What to do -> The entries below are to be transcribed in full, without their images.

===

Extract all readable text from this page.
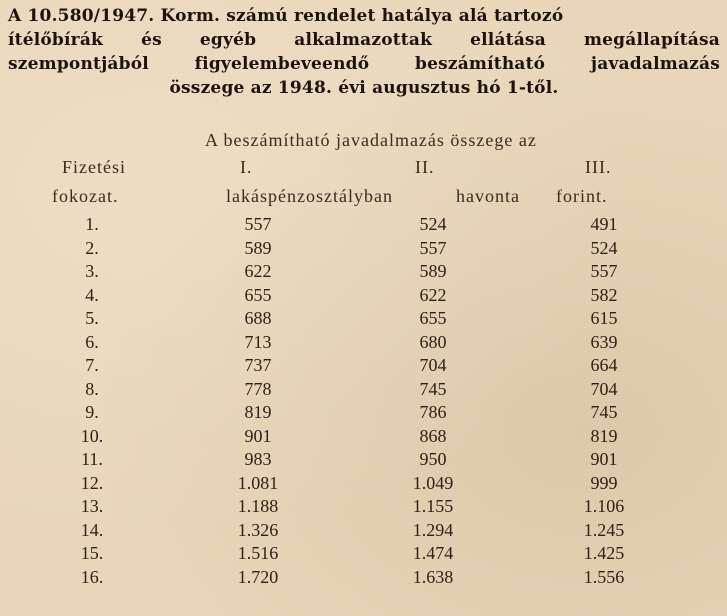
A 10.580/1947. Korm. számú rendelet hatálya alá tartozó
ítélőbírák és egyéb alkalmazottak ellátása megállapítása
szempontjából figyelembeveendő beszámítható javadalmazás
összege az 1948. évi augusztus hó 1-től.
A beszámítható javadalmazás összege az
Fizetési
fokozat.
I.	II.	III.
lakáspénzosztályban	havonta forint.
1.	557	524	491
2.	589	557	524
3.	622	589	557
4.	655	622	582
5.	688	655	615
6.	713	680	639
7.	737	704	664
8.	778	745	704
9.	819	786	745
10.	901	868	819
11.	983	950	901
12.	1.081	1.049	999
13.	1.188	1.155	1.106
14.	1.326	1.294	1.245
15.	1.516	1.474	1.425
16.	1.720	1.638	1.556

===

Worked answer ->
Extract all readable text from this page.
A 10.580/1947. Korm. számú rendelet hatálya alá tartozó
ítélőbírák és egyéb alkalmazottak ellátása megállapítása
szempontjából figyelembeveendő beszámítható javadalmazás
összege az 1948. évi augusztus hó 1-től.
A beszámítható javadalmazás összege az
Fizetési
fokozat.
I.	II.	III.
lakáspénzosztályban	havonta forint.
1.	557	524	491
2.	589	557	524
3.	622	589	557
4.	655	622	582
5.	688	655	615
6.	713	680	639
7.	737	704	664
8.	778	745	704
9.	819	786	745
10.	901	868	819
11.	983	950	901
12.	1.081	1.049	999
13.	1.188	1.155	1.106
14.	1.326	1.294	1.245
15.	1.516	1.474	1.425
16.	1.720	1.638	1.556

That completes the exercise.